[Extracted data entries]

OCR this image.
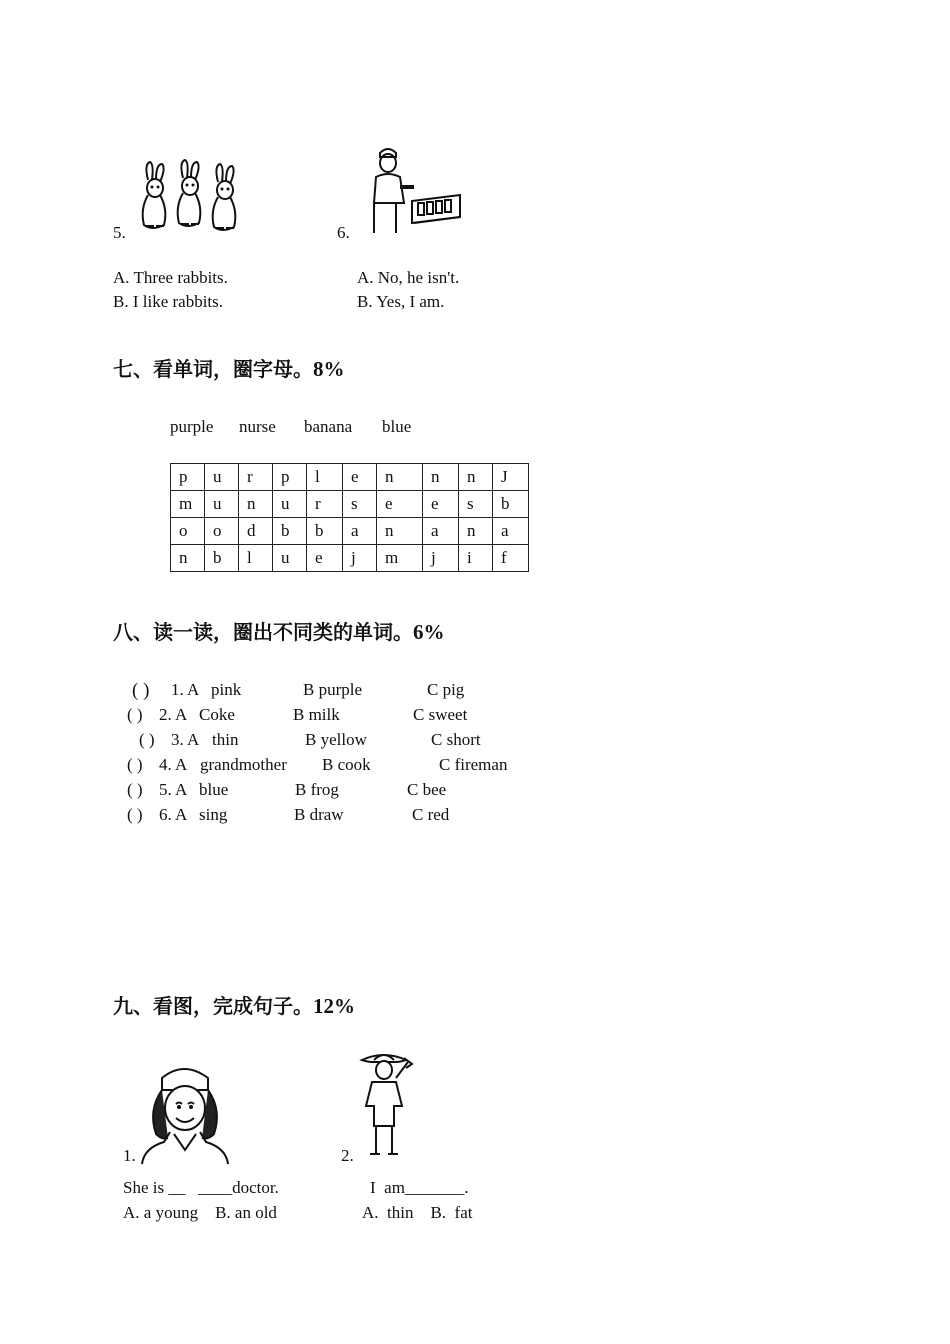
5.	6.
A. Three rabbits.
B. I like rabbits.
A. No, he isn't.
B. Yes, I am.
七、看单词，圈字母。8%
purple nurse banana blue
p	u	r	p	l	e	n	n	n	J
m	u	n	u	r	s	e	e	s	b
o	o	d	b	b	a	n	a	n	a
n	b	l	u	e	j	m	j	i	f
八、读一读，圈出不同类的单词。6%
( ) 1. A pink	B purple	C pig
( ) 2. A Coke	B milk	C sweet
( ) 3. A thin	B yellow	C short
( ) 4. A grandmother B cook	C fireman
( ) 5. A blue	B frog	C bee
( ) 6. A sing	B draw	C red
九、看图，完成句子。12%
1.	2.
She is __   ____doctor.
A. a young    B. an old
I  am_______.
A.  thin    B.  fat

### TASK DIRECTIONS
Report how many lines in this data include the string "purple", and nothing else.

### SOLUTION FOR THIS PROBLEM
2